Stored records:

▼

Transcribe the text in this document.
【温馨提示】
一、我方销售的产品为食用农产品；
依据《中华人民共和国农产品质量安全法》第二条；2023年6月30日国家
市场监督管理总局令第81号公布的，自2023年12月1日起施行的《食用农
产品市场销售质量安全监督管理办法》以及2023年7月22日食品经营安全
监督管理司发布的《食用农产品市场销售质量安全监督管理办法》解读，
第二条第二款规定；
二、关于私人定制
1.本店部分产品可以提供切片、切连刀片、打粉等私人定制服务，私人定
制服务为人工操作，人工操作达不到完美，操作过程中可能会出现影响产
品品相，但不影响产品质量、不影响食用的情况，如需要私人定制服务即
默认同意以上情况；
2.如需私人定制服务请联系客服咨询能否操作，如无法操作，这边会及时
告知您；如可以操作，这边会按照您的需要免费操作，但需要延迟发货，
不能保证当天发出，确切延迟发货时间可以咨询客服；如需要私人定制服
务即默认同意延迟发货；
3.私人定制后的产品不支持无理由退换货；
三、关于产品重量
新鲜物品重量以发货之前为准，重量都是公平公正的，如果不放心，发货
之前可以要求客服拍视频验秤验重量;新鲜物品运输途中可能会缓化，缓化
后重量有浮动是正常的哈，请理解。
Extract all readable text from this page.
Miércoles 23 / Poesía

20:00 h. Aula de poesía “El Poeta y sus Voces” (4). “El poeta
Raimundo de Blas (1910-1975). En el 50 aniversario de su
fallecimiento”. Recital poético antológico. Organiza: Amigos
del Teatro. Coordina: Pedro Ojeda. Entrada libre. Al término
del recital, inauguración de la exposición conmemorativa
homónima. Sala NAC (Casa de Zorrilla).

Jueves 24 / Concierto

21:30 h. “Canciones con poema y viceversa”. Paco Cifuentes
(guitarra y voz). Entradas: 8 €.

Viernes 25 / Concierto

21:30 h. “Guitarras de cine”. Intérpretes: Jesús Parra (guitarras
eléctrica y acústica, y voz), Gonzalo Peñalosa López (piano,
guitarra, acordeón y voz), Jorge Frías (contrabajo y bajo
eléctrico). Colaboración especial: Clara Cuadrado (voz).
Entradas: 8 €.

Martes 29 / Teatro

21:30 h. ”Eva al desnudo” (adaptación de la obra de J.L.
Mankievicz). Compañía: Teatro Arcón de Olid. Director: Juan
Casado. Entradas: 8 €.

▲

Examine the listing and say how many of its lines contain the string "text". Give the number alone.

▸ COMPLETED EXERCISE: 2